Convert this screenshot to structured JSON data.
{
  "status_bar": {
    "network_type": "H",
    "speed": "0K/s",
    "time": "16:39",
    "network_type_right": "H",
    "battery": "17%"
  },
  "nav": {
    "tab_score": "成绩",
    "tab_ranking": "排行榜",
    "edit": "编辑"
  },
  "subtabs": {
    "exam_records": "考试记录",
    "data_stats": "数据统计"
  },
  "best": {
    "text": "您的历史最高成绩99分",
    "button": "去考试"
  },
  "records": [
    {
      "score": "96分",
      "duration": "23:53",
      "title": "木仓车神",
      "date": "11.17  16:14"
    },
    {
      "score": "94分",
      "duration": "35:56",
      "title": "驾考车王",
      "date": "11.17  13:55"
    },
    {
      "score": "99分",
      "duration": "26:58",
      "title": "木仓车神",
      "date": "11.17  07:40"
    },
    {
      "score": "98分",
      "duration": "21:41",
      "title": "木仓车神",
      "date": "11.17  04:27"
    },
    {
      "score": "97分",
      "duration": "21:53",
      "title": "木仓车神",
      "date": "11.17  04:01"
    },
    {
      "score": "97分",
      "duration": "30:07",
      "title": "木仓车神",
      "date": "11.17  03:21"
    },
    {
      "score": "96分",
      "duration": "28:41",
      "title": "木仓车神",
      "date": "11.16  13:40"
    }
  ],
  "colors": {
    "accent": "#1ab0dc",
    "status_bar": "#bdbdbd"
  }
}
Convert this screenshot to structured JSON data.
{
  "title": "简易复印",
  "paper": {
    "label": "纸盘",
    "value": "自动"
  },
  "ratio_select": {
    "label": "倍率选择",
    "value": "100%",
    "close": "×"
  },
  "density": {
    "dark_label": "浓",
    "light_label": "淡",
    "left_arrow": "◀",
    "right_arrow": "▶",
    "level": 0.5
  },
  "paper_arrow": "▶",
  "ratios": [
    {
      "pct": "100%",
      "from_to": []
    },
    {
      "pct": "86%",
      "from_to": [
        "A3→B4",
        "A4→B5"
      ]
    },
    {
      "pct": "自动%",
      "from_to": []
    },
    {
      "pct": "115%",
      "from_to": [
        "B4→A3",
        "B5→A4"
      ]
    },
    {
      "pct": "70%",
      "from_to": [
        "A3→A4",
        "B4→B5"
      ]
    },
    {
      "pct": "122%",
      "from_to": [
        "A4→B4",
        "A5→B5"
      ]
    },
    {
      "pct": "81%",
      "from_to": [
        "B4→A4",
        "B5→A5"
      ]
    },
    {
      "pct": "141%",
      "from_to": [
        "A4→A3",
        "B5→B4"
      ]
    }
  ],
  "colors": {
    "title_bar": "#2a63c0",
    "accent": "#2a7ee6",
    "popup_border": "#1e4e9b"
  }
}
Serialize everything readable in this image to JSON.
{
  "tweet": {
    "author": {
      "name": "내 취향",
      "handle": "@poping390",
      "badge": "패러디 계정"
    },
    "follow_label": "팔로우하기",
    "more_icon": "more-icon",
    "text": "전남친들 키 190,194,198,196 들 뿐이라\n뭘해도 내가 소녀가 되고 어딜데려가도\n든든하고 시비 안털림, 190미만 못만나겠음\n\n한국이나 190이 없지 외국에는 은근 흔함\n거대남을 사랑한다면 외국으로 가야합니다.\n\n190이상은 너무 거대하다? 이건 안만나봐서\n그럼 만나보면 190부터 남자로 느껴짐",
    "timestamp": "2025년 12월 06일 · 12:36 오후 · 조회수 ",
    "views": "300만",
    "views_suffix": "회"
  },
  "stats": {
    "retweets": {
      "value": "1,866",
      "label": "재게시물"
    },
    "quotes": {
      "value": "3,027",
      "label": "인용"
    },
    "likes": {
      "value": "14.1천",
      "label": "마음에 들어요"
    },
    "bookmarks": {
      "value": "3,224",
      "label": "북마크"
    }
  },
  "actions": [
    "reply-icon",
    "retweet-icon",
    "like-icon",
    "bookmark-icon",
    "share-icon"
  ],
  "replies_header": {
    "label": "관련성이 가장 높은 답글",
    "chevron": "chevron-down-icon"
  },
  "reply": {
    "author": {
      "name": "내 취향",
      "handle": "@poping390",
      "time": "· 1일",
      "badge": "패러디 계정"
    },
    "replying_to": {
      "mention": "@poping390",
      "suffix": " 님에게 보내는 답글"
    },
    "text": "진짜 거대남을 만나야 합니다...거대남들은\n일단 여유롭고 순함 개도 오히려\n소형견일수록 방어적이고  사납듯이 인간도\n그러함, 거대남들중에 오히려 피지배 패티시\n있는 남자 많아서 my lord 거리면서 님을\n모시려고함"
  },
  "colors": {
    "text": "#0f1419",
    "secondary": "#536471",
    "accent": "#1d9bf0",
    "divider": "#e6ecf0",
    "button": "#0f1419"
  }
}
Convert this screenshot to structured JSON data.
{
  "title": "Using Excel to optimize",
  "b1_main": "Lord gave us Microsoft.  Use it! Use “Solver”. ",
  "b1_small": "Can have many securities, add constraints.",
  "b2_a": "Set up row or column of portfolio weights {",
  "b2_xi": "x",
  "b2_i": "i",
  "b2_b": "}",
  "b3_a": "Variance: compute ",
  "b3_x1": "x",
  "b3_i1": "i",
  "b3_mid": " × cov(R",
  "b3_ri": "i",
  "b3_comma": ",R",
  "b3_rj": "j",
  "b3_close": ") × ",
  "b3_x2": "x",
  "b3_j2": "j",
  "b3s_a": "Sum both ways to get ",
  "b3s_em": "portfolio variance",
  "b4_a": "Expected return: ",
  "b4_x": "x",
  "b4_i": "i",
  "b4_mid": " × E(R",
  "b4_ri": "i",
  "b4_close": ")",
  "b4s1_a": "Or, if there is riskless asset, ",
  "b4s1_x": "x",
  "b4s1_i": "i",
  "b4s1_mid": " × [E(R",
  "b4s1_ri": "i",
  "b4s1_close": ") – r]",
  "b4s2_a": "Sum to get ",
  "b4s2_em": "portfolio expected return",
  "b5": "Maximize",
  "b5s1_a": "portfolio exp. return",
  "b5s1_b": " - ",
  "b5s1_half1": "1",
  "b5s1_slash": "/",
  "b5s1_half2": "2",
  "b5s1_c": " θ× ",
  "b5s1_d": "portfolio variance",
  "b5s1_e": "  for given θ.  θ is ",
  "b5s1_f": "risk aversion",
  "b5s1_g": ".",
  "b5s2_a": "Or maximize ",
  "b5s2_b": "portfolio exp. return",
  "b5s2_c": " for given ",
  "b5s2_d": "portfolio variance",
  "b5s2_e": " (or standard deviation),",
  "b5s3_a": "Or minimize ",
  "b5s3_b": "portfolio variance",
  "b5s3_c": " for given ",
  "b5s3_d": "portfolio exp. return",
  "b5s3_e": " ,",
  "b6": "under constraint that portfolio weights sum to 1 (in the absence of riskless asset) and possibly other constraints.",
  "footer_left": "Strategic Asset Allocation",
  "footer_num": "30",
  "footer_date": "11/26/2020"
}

The exercise:
Search the listing for the string "value". Copy each line where it turns up.

Worked answer:
    "value": "自动"
    "value": "100%",
      "value": "1,866",
      "value": "3,027",
      "value": "14.1천",
      "value": "3,224",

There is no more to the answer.